**DATA IN THIS EXERCISE:**
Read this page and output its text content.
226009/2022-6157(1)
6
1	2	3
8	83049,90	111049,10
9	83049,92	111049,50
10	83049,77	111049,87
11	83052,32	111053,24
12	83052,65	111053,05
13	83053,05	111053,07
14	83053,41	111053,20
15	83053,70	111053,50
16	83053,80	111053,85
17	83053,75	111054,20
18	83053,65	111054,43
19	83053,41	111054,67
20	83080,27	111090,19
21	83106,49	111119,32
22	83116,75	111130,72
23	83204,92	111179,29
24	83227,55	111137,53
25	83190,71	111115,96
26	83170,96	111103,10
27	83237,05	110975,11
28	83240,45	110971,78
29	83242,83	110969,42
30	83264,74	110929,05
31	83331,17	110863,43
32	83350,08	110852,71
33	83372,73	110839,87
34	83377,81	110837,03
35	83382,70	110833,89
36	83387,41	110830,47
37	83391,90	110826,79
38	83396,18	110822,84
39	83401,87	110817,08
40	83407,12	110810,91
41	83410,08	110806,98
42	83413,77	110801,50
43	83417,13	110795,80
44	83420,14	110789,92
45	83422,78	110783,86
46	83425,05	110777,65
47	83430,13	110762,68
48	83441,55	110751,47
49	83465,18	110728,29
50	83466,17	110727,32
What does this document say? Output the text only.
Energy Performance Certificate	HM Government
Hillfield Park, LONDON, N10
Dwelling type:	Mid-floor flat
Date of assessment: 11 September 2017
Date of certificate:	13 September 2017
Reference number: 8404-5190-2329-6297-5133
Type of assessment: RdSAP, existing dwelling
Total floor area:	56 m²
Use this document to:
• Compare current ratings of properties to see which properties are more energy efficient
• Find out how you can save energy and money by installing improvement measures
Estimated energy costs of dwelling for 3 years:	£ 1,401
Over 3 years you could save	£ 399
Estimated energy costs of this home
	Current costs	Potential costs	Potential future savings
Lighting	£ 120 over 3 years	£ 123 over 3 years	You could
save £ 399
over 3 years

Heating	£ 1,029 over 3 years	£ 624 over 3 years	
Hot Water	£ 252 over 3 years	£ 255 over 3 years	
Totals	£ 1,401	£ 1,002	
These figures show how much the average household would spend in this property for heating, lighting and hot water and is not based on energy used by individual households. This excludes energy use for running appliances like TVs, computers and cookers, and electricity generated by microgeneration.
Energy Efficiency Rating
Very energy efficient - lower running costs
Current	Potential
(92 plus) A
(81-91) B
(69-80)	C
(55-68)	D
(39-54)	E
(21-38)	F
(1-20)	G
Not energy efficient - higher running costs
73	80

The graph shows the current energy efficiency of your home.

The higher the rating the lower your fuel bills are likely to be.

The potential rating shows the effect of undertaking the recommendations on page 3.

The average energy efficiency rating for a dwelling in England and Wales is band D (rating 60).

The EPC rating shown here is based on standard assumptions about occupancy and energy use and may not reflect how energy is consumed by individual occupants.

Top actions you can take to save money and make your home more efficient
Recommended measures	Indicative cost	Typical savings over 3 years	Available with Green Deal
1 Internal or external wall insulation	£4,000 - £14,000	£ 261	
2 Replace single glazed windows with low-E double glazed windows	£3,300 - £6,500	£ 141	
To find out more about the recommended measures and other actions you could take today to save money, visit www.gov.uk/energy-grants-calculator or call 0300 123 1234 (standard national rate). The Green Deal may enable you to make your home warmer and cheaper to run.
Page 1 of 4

**EXERCISE BRIEF:** Copy each record from above exactly, and include every line.

**PROBLEM SOLUTION:**
Read this page and output its text content.
226009/2022-6157(1)
6
1	2	3
8	83049,90	111049,10
9	83049,92	111049,50
10	83049,77	111049,87
11	83052,32	111053,24
12	83052,65	111053,05
13	83053,05	111053,07
14	83053,41	111053,20
15	83053,70	111053,50
16	83053,80	111053,85
17	83053,75	111054,20
18	83053,65	111054,43
19	83053,41	111054,67
20	83080,27	111090,19
21	83106,49	111119,32
22	83116,75	111130,72
23	83204,92	111179,29
24	83227,55	111137,53
25	83190,71	111115,96
26	83170,96	111103,10
27	83237,05	110975,11
28	83240,45	110971,78
29	83242,83	110969,42
30	83264,74	110929,05
31	83331,17	110863,43
32	83350,08	110852,71
33	83372,73	110839,87
34	83377,81	110837,03
35	83382,70	110833,89
36	83387,41	110830,47
37	83391,90	110826,79
38	83396,18	110822,84
39	83401,87	110817,08
40	83407,12	110810,91
41	83410,08	110806,98
42	83413,77	110801,50
43	83417,13	110795,80
44	83420,14	110789,92
45	83422,78	110783,86
46	83425,05	110777,65
47	83430,13	110762,68
48	83441,55	110751,47
49	83465,18	110728,29
50	83466,17	110727,32
What does this document say? Output the text only.
Energy Performance Certificate	HM Government
Hillfield Park, LONDON, N10
Dwelling type:	Mid-floor flat
Date of assessment: 11 September 2017
Date of certificate:	13 September 2017
Reference number: 8404-5190-2329-6297-5133
Type of assessment: RdSAP, existing dwelling
Total floor area:	56 m²
Use this document to:
• Compare current ratings of properties to see which properties are more energy efficient
• Find out how you can save energy and money by installing improvement measures
Estimated energy costs of dwelling for 3 years:	£ 1,401
Over 3 years you could save	£ 399
Estimated energy costs of this home
	Current costs	Potential costs	Potential future savings
Lighting	£ 120 over 3 years	£ 123 over 3 years	You could
save £ 399
over 3 years

Heating	£ 1,029 over 3 years	£ 624 over 3 years	
Hot Water	£ 252 over 3 years	£ 255 over 3 years	
Totals	£ 1,401	£ 1,002	
These figures show how much the average household would spend in this property for heating, lighting and hot water and is not based on energy used by individual households. This excludes energy use for running appliances like TVs, computers and cookers, and electricity generated by microgeneration.
Energy Efficiency Rating
Very energy efficient - lower running costs
Current	Potential
(92 plus) A
(81-91) B
(69-80)	C
(55-68)	D
(39-54)	E
(21-38)	F
(1-20)	G
Not energy efficient - higher running costs
73	80

The graph shows the current energy efficiency of your home.

The higher the rating the lower your fuel bills are likely to be.

The potential rating shows the effect of undertaking the recommendations on page 3.

The average energy efficiency rating for a dwelling in England and Wales is band D (rating 60).

The EPC rating shown here is based on standard assumptions about occupancy and energy use and may not reflect how energy is consumed by individual occupants.

Top actions you can take to save money and make your home more efficient
Recommended measures	Indicative cost	Typical savings over 3 years	Available with Green Deal
1 Internal or external wall insulation	£4,000 - £14,000	£ 261	
2 Replace single glazed windows with low-E double glazed windows	£3,300 - £6,500	£ 141	
To find out more about the recommended measures and other actions you could take today to save money, visit www.gov.uk/energy-grants-calculator or call 0300 123 1234 (standard national rate). The Green Deal may enable you to make your home warmer and cheaper to run.
Page 1 of 4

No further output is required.